In your copy, reproduce the entries exactly as they are, minus the images.

··········

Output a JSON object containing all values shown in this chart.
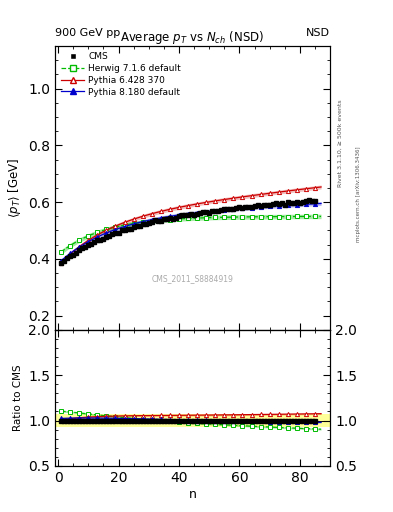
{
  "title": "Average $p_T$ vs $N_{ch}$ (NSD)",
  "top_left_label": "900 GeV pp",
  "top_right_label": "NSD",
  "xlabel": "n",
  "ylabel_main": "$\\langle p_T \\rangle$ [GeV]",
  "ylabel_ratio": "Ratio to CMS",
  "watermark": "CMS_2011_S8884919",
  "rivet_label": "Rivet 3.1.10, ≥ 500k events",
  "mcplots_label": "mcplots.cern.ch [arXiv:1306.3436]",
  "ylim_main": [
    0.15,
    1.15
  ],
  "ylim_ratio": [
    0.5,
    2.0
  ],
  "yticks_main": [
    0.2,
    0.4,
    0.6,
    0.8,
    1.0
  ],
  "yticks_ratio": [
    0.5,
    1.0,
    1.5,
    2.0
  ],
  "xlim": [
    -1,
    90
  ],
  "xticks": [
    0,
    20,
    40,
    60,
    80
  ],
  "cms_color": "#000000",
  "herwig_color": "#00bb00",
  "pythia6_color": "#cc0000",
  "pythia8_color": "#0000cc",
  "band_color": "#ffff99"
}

··········

Solution for this exercise:
Output a JSON object containing all values shown in this chart.
{
  "title": "Average $p_T$ vs $N_{ch}$ (NSD)",
  "top_left_label": "900 GeV pp",
  "top_right_label": "NSD",
  "xlabel": "n",
  "ylabel_main": "$\\langle p_T \\rangle$ [GeV]",
  "ylabel_ratio": "Ratio to CMS",
  "watermark": "CMS_2011_S8884919",
  "rivet_label": "Rivet 3.1.10, ≥ 500k events",
  "mcplots_label": "mcplots.cern.ch [arXiv:1306.3436]",
  "ylim_main": [
    0.15,
    1.15
  ],
  "ylim_ratio": [
    0.5,
    2.0
  ],
  "yticks_main": [
    0.2,
    0.4,
    0.6,
    0.8,
    1.0
  ],
  "yticks_ratio": [
    0.5,
    1.0,
    1.5,
    2.0
  ],
  "xlim": [
    -1,
    90
  ],
  "xticks": [
    0,
    20,
    40,
    60,
    80
  ],
  "cms_color": "#000000",
  "herwig_color": "#00bb00",
  "pythia6_color": "#cc0000",
  "pythia8_color": "#0000cc",
  "band_color": "#ffff99"
}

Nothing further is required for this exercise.